■ Exercise prompt
Return all of the entries exactly as written.

■ Entries supplied
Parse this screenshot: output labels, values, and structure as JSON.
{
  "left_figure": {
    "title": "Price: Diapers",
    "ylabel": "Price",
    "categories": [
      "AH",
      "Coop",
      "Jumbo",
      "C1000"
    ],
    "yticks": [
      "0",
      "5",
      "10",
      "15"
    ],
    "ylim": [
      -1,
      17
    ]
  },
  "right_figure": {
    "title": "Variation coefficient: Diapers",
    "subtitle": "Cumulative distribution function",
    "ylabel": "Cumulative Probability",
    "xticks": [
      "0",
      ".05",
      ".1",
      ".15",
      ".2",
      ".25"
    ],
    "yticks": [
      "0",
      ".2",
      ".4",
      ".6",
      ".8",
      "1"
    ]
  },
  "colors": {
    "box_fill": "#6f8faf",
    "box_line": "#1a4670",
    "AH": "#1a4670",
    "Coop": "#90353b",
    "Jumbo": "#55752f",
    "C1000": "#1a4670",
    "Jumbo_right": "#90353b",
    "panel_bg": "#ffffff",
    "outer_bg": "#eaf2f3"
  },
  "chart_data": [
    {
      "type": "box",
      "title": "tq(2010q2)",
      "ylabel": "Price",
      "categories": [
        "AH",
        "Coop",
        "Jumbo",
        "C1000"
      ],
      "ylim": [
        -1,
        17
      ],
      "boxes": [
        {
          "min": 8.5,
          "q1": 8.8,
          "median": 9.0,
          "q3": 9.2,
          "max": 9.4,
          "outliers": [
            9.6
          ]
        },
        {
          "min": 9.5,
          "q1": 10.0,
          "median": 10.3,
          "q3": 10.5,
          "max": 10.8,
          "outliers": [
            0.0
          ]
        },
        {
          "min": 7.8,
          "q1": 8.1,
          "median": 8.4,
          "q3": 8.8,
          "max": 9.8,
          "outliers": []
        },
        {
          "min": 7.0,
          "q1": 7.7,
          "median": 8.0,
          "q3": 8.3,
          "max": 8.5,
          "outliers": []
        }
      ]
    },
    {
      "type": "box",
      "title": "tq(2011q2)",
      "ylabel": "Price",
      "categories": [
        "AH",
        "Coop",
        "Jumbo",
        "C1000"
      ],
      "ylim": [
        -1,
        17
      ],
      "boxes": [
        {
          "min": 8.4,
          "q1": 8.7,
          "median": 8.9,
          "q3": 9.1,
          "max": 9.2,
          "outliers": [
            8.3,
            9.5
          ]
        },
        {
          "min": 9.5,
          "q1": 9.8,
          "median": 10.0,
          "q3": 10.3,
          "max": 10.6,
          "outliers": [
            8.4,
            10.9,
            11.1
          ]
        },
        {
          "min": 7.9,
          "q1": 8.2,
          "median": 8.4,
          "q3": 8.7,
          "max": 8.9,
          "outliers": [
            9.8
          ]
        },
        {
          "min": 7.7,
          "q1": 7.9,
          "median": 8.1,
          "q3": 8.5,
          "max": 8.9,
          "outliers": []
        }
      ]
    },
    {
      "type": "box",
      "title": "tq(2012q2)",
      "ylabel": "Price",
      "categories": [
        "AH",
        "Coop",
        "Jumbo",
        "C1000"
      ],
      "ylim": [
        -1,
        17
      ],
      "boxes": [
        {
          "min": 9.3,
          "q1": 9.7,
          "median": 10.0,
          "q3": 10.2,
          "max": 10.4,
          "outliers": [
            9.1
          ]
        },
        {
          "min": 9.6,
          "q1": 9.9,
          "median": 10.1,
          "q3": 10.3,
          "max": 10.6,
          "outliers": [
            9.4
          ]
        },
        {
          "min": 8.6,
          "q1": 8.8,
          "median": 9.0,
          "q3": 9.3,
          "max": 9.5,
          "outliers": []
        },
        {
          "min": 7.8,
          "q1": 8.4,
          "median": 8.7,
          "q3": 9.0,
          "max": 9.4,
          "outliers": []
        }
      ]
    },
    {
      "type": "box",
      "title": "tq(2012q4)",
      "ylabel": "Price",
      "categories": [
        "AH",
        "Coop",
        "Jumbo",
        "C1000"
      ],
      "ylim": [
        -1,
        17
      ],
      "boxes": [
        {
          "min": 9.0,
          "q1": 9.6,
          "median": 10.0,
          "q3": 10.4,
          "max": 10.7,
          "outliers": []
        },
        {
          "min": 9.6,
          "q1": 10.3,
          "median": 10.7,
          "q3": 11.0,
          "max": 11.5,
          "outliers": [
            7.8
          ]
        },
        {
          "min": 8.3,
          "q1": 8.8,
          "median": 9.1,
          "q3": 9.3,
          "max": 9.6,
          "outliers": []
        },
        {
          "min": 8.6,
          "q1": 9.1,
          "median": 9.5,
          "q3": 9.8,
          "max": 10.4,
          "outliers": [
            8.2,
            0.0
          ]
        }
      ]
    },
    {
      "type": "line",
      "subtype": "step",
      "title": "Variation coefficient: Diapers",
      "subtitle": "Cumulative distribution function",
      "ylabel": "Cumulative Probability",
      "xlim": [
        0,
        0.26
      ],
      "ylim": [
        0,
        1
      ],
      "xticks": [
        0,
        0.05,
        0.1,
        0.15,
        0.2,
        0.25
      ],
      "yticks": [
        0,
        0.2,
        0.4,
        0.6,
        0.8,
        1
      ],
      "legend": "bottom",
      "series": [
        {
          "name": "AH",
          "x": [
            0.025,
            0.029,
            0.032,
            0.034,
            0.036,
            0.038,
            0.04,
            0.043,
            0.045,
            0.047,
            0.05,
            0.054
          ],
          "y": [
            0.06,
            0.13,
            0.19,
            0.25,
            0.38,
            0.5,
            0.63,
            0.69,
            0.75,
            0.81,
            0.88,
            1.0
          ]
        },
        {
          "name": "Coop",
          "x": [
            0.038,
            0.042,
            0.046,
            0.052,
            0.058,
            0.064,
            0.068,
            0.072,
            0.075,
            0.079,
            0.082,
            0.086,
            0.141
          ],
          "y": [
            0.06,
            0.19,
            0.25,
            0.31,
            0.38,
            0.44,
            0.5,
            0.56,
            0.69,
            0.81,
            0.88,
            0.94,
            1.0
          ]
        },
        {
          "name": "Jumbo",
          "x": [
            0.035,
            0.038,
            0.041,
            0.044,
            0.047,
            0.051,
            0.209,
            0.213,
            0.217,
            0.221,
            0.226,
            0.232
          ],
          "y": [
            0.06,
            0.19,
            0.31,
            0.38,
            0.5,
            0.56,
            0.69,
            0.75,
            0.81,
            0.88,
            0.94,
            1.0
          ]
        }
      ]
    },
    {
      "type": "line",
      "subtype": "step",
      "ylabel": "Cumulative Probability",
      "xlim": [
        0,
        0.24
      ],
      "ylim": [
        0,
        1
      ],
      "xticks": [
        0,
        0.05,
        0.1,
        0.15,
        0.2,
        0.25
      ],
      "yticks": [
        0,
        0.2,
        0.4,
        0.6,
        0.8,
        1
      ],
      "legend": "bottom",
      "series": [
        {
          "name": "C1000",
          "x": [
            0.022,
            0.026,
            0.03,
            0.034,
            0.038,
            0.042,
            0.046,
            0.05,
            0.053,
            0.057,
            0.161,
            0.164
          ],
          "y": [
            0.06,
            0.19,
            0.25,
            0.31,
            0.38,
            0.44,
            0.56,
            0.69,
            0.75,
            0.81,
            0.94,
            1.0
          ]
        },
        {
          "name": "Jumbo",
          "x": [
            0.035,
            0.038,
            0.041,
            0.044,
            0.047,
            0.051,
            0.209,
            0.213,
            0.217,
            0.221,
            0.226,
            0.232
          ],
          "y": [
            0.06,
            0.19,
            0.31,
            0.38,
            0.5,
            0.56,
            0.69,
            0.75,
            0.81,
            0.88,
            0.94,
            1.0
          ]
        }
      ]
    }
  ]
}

■ Worked answer
Parse this screenshot: output labels, values, and structure as JSON.
{
  "left_figure": {
    "title": "Price: Diapers",
    "ylabel": "Price",
    "categories": [
      "AH",
      "Coop",
      "Jumbo",
      "C1000"
    ],
    "yticks": [
      "0",
      "5",
      "10",
      "15"
    ],
    "ylim": [
      -1,
      17
    ]
  },
  "right_figure": {
    "title": "Variation coefficient: Diapers",
    "subtitle": "Cumulative distribution function",
    "ylabel": "Cumulative Probability",
    "xticks": [
      "0",
      ".05",
      ".1",
      ".15",
      ".2",
      ".25"
    ],
    "yticks": [
      "0",
      ".2",
      ".4",
      ".6",
      ".8",
      "1"
    ]
  },
  "colors": {
    "box_fill": "#6f8faf",
    "box_line": "#1a4670",
    "AH": "#1a4670",
    "Coop": "#90353b",
    "Jumbo": "#55752f",
    "C1000": "#1a4670",
    "Jumbo_right": "#90353b",
    "panel_bg": "#ffffff",
    "outer_bg": "#eaf2f3"
  },
  "chart_data": [
    {
      "type": "box",
      "title": "tq(2010q2)",
      "ylabel": "Price",
      "categories": [
        "AH",
        "Coop",
        "Jumbo",
        "C1000"
      ],
      "ylim": [
        -1,
        17
      ],
      "boxes": [
        {
          "min": 8.5,
          "q1": 8.8,
          "median": 9.0,
          "q3": 9.2,
          "max": 9.4,
          "outliers": [
            9.6
          ]
        },
        {
          "min": 9.5,
          "q1": 10.0,
          "median": 10.3,
          "q3": 10.5,
          "max": 10.8,
          "outliers": [
            0.0
          ]
        },
        {
          "min": 7.8,
          "q1": 8.1,
          "median": 8.4,
          "q3": 8.8,
          "max": 9.8,
          "outliers": []
        },
        {
          "min": 7.0,
          "q1": 7.7,
          "median": 8.0,
          "q3": 8.3,
          "max": 8.5,
          "outliers": []
        }
      ]
    },
    {
      "type": "box",
      "title": "tq(2011q2)",
      "ylabel": "Price",
      "categories": [
        "AH",
        "Coop",
        "Jumbo",
        "C1000"
      ],
      "ylim": [
        -1,
        17
      ],
      "boxes": [
        {
          "min": 8.4,
          "q1": 8.7,
          "median": 8.9,
          "q3": 9.1,
          "max": 9.2,
          "outliers": [
            8.3,
            9.5
          ]
        },
        {
          "min": 9.5,
          "q1": 9.8,
          "median": 10.0,
          "q3": 10.3,
          "max": 10.6,
          "outliers": [
            8.4,
            10.9,
            11.1
          ]
        },
        {
          "min": 7.9,
          "q1": 8.2,
          "median": 8.4,
          "q3": 8.7,
          "max": 8.9,
          "outliers": [
            9.8
          ]
        },
        {
          "min": 7.7,
          "q1": 7.9,
          "median": 8.1,
          "q3": 8.5,
          "max": 8.9,
          "outliers": []
        }
      ]
    },
    {
      "type": "box",
      "title": "tq(2012q2)",
      "ylabel": "Price",
      "categories": [
        "AH",
        "Coop",
        "Jumbo",
        "C1000"
      ],
      "ylim": [
        -1,
        17
      ],
      "boxes": [
        {
          "min": 9.3,
          "q1": 9.7,
          "median": 10.0,
          "q3": 10.2,
          "max": 10.4,
          "outliers": [
            9.1
          ]
        },
        {
          "min": 9.6,
          "q1": 9.9,
          "median": 10.1,
          "q3": 10.3,
          "max": 10.6,
          "outliers": [
            9.4
          ]
        },
        {
          "min": 8.6,
          "q1": 8.8,
          "median": 9.0,
          "q3": 9.3,
          "max": 9.5,
          "outliers": []
        },
        {
          "min": 7.8,
          "q1": 8.4,
          "median": 8.7,
          "q3": 9.0,
          "max": 9.4,
          "outliers": []
        }
      ]
    },
    {
      "type": "box",
      "title": "tq(2012q4)",
      "ylabel": "Price",
      "categories": [
        "AH",
        "Coop",
        "Jumbo",
        "C1000"
      ],
      "ylim": [
        -1,
        17
      ],
      "boxes": [
        {
          "min": 9.0,
          "q1": 9.6,
          "median": 10.0,
          "q3": 10.4,
          "max": 10.7,
          "outliers": []
        },
        {
          "min": 9.6,
          "q1": 10.3,
          "median": 10.7,
          "q3": 11.0,
          "max": 11.5,
          "outliers": [
            7.8
          ]
        },
        {
          "min": 8.3,
          "q1": 8.8,
          "median": 9.1,
          "q3": 9.3,
          "max": 9.6,
          "outliers": []
        },
        {
          "min": 8.6,
          "q1": 9.1,
          "median": 9.5,
          "q3": 9.8,
          "max": 10.4,
          "outliers": [
            8.2,
            0.0
          ]
        }
      ]
    },
    {
      "type": "line",
      "subtype": "step",
      "title": "Variation coefficient: Diapers",
      "subtitle": "Cumulative distribution function",
      "ylabel": "Cumulative Probability",
      "xlim": [
        0,
        0.26
      ],
      "ylim": [
        0,
        1
      ],
      "xticks": [
        0,
        0.05,
        0.1,
        0.15,
        0.2,
        0.25
      ],
      "yticks": [
        0,
        0.2,
        0.4,
        0.6,
        0.8,
        1
      ],
      "legend": "bottom",
      "series": [
        {
          "name": "AH",
          "x": [
            0.025,
            0.029,
            0.032,
            0.034,
            0.036,
            0.038,
            0.04,
            0.043,
            0.045,
            0.047,
            0.05,
            0.054
          ],
          "y": [
            0.06,
            0.13,
            0.19,
            0.25,
            0.38,
            0.5,
            0.63,
            0.69,
            0.75,
            0.81,
            0.88,
            1.0
          ]
        },
        {
          "name": "Coop",
          "x": [
            0.038,
            0.042,
            0.046,
            0.052,
            0.058,
            0.064,
            0.068,
            0.072,
            0.075,
            0.079,
            0.082,
            0.086,
            0.141
          ],
          "y": [
            0.06,
            0.19,
            0.25,
            0.31,
            0.38,
            0.44,
            0.5,
            0.56,
            0.69,
            0.81,
            0.88,
            0.94,
            1.0
          ]
        },
        {
          "name": "Jumbo",
          "x": [
            0.035,
            0.038,
            0.041,
            0.044,
            0.047,
            0.051,
            0.209,
            0.213,
            0.217,
            0.221,
            0.226,
            0.232
          ],
          "y": [
            0.06,
            0.19,
            0.31,
            0.38,
            0.5,
            0.56,
            0.69,
            0.75,
            0.81,
            0.88,
            0.94,
            1.0
          ]
        }
      ]
    },
    {
      "type": "line",
      "subtype": "step",
      "ylabel": "Cumulative Probability",
      "xlim": [
        0,
        0.24
      ],
      "ylim": [
        0,
        1
      ],
      "xticks": [
        0,
        0.05,
        0.1,
        0.15,
        0.2,
        0.25
      ],
      "yticks": [
        0,
        0.2,
        0.4,
        0.6,
        0.8,
        1
      ],
      "legend": "bottom",
      "series": [
        {
          "name": "C1000",
          "x": [
            0.022,
            0.026,
            0.03,
            0.034,
            0.038,
            0.042,
            0.046,
            0.05,
            0.053,
            0.057,
            0.161,
            0.164
          ],
          "y": [
            0.06,
            0.19,
            0.25,
            0.31,
            0.38,
            0.44,
            0.56,
            0.69,
            0.75,
            0.81,
            0.94,
            1.0
          ]
        },
        {
          "name": "Jumbo",
          "x": [
            0.035,
            0.038,
            0.041,
            0.044,
            0.047,
            0.051,
            0.209,
            0.213,
            0.217,
            0.221,
            0.226,
            0.232
          ],
          "y": [
            0.06,
            0.19,
            0.31,
            0.38,
            0.5,
            0.56,
            0.69,
            0.75,
            0.81,
            0.88,
            0.94,
            1.0
          ]
        }
      ]
    }
  ]
}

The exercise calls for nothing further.